» **BRIEF**
Every line of the material is to be repeated exactly as it stands.
>> START DATA FOR THIS TASK
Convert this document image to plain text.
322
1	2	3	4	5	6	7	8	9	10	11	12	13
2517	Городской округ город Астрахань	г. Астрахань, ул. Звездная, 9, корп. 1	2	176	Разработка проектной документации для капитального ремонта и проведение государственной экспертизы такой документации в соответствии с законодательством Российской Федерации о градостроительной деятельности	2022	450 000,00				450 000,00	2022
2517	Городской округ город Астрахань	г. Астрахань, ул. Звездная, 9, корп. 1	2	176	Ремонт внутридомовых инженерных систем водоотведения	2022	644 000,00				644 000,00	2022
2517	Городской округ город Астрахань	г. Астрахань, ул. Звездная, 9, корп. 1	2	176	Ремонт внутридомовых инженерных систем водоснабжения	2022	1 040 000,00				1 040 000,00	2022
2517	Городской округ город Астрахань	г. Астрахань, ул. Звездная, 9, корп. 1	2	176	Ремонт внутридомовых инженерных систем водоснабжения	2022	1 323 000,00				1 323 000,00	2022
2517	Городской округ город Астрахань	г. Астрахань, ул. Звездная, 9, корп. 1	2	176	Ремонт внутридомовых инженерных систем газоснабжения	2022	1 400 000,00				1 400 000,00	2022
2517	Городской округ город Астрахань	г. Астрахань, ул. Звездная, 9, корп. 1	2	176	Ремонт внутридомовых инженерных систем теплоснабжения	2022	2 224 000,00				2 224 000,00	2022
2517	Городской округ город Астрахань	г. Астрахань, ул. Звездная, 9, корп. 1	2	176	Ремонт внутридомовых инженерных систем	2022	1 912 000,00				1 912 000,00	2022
>> END DATA FOR THIS TASK
» **SOLUTION**
Convert this document image to plain text.
322
1	2	3	4	5	6	7	8	9	10	11	12	13
2517	Городской округ город Астрахань	г. Астрахань, ул. Звездная, 9, корп. 1	2	176	Разработка проектной документации для капитального ремонта и проведение государственной экспертизы такой документации в соответствии с законодательством Российской Федерации о градостроительной деятельности	2022	450 000,00				450 000,00	2022
2517	Городской округ город Астрахань	г. Астрахань, ул. Звездная, 9, корп. 1	2	176	Ремонт внутридомовых инженерных систем водоотведения	2022	644 000,00				644 000,00	2022
2517	Городской округ город Астрахань	г. Астрахань, ул. Звездная, 9, корп. 1	2	176	Ремонт внутридомовых инженерных систем водоснабжения	2022	1 040 000,00				1 040 000,00	2022
2517	Городской округ город Астрахань	г. Астрахань, ул. Звездная, 9, корп. 1	2	176	Ремонт внутридомовых инженерных систем водоснабжения	2022	1 323 000,00				1 323 000,00	2022
2517	Городской округ город Астрахань	г. Астрахань, ул. Звездная, 9, корп. 1	2	176	Ремонт внутридомовых инженерных систем газоснабжения	2022	1 400 000,00				1 400 000,00	2022
2517	Городской округ город Астрахань	г. Астрахань, ул. Звездная, 9, корп. 1	2	176	Ремонт внутридомовых инженерных систем теплоснабжения	2022	2 224 000,00				2 224 000,00	2022
2517	Городской округ город Астрахань	г. Астрахань, ул. Звездная, 9, корп. 1	2	176	Ремонт внутридомовых инженерных систем	2022	1 912 000,00				1 912 000,00	2022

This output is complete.